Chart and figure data
_ _ _ _ _

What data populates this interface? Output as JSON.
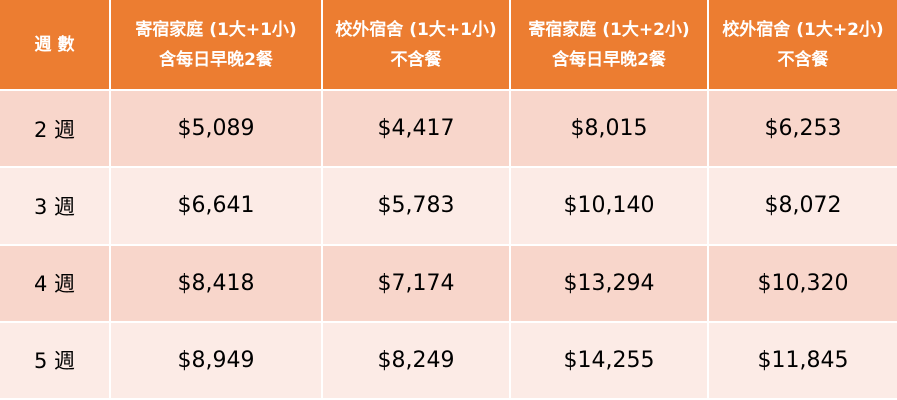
{
  "table": {
    "header": {
      "weeks_label": "週 數",
      "columns": [
        {
          "line1": "寄宿家庭 (1大+1小)",
          "line2": "含每日早晚2餐"
        },
        {
          "line1": "校外宿舍 (1大+1小)",
          "line2": "不含餐"
        },
        {
          "line1": "寄宿家庭 (1大+2小)",
          "line2": "含每日早晚2餐"
        },
        {
          "line1": "校外宿舍 (1大+2小)",
          "line2": "不含餐"
        }
      ]
    },
    "rows": [
      {
        "weeks": "2 週",
        "values": [
          "$5,089",
          "$4,417",
          "$8,015",
          "$6,253"
        ]
      },
      {
        "weeks": "3 週",
        "values": [
          "$6,641",
          "$5,783",
          "$10,140",
          "$8,072"
        ]
      },
      {
        "weeks": "4 週",
        "values": [
          "$8,418",
          "$7,174",
          "$13,294",
          "$10,320"
        ]
      },
      {
        "weeks": "5 週",
        "values": [
          "$8,949",
          "$8,249",
          "$14,255",
          "$11,845"
        ]
      }
    ],
    "colors": {
      "header_bg": "#ec7d31",
      "header_text": "#ffffff",
      "row_odd_bg": "#f8d6cb",
      "row_even_bg": "#fcebe6"
    }
  }
}
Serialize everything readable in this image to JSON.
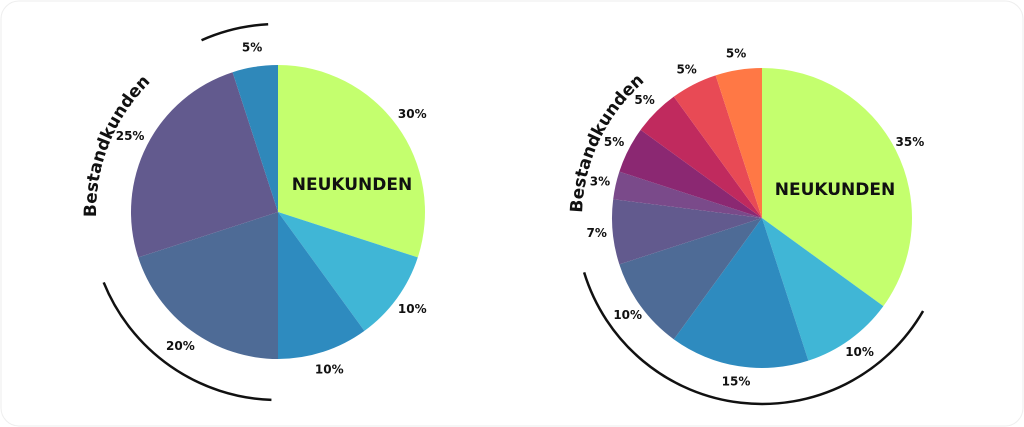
{
  "chart_data": [
    {
      "type": "pie",
      "highlight_label": "NEUKUNDEN",
      "group_label": "Bestandkunden",
      "values": [
        30,
        10,
        10,
        20,
        25,
        5
      ],
      "value_labels": [
        "30%",
        "10%",
        "10%",
        "20%",
        "25%",
        "5%"
      ],
      "colors": [
        "#c4ff6e",
        "#40b6d6",
        "#2e8bbf",
        "#4e6b96",
        "#625a8e",
        "#2f88ba"
      ]
    },
    {
      "type": "pie",
      "highlight_label": "NEUKUNDEN",
      "group_label": "Bestandkunden",
      "values": [
        35,
        10,
        15,
        10,
        7,
        3,
        5,
        5,
        5,
        5
      ],
      "value_labels": [
        "35%",
        "10%",
        "15%",
        "10%",
        "7%",
        "3%",
        "5%",
        "5%",
        "5%",
        "5%"
      ],
      "colors": [
        "#c4ff6e",
        "#40b6d6",
        "#2e8bbf",
        "#4e6b96",
        "#625a8e",
        "#7a4a8a",
        "#8b2872",
        "#c02a5e",
        "#e84a55",
        "#ff7845"
      ]
    }
  ]
}
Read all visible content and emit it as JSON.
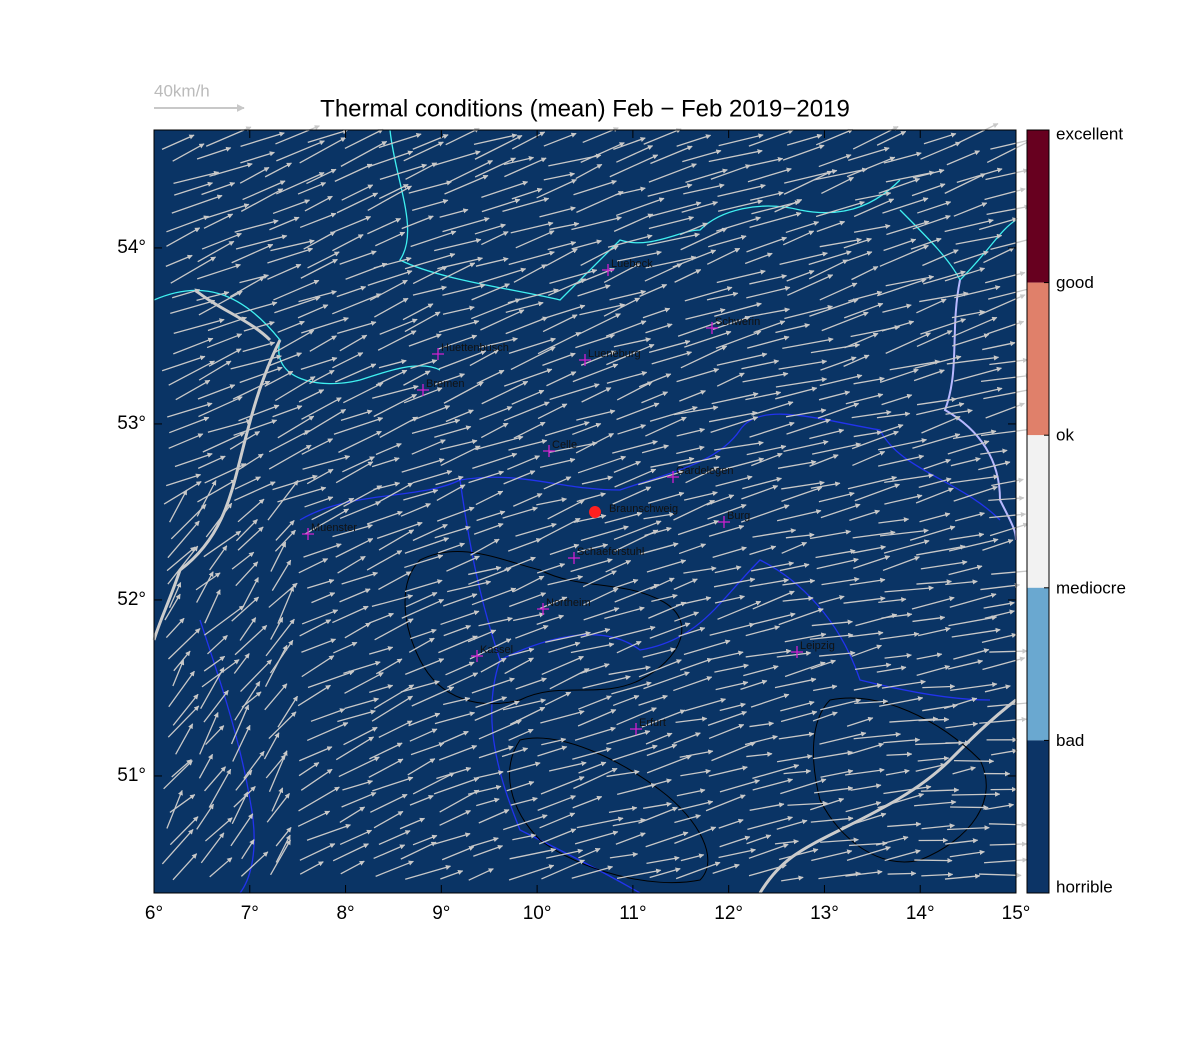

_ _ _ _ _

# Aim:
Write out each entry exactly as given, omitting any picture.

# Answer below:
What data populates this interface? Output as JSON.
{
  "table": {
    "header": {
      "weeks_label": "週 數",
      "columns": [
        {
          "line1": "寄宿家庭 (1大+1小)",
          "line2": "含每日早晚2餐"
        },
        {
          "line1": "校外宿舍 (1大+1小)",
          "line2": "不含餐"
        },
        {
          "line1": "寄宿家庭 (1大+2小)",
          "line2": "含每日早晚2餐"
        },
        {
          "line1": "校外宿舍 (1大+2小)",
          "line2": "不含餐"
        }
      ]
    },
    "rows": [
      {
        "weeks": "2 週",
        "values": [
          "$5,089",
          "$4,417",
          "$8,015",
          "$6,253"
        ]
      },
      {
        "weeks": "3 週",
        "values": [
          "$6,641",
          "$5,783",
          "$10,140",
          "$8,072"
        ]
      },
      {
        "weeks": "4 週",
        "values": [
          "$8,418",
          "$7,174",
          "$13,294",
          "$10,320"
        ]
      },
      {
        "weeks": "5 週",
        "values": [
          "$8,949",
          "$8,249",
          "$14,255",
          "$11,845"
        ]
      }
    ],
    "colors": {
      "header_bg": "#ec7d31",
      "header_text": "#ffffff",
      "row_odd_bg": "#f8d6cb",
      "row_even_bg": "#fcebe6"
    }
  }
}
Serialize everything readable in this image to JSON.
{
  "chart_data": [
    {
      "type": "pie",
      "highlight_label": "NEUKUNDEN",
      "group_label": "Bestandkunden",
      "values": [
        30,
        10,
        10,
        20,
        25,
        5
      ],
      "value_labels": [
        "30%",
        "10%",
        "10%",
        "20%",
        "25%",
        "5%"
      ],
      "colors": [
        "#c4ff6e",
        "#40b6d6",
        "#2e8bbf",
        "#4e6b96",
        "#625a8e",
        "#2f88ba"
      ]
    },
    {
      "type": "pie",
      "highlight_label": "NEUKUNDEN",
      "group_label": "Bestandkunden",
      "values": [
        35,
        10,
        15,
        10,
        7,
        3,
        5,
        5,
        5,
        5
      ],
      "value_labels": [
        "35%",
        "10%",
        "15%",
        "10%",
        "7%",
        "3%",
        "5%",
        "5%",
        "5%",
        "5%"
      ],
      "colors": [
        "#c4ff6e",
        "#40b6d6",
        "#2e8bbf",
        "#4e6b96",
        "#625a8e",
        "#7a4a8a",
        "#8b2872",
        "#c02a5e",
        "#e84a55",
        "#ff7845"
      ]
    }
  ]
}
Read all visible content and emit it as JSON.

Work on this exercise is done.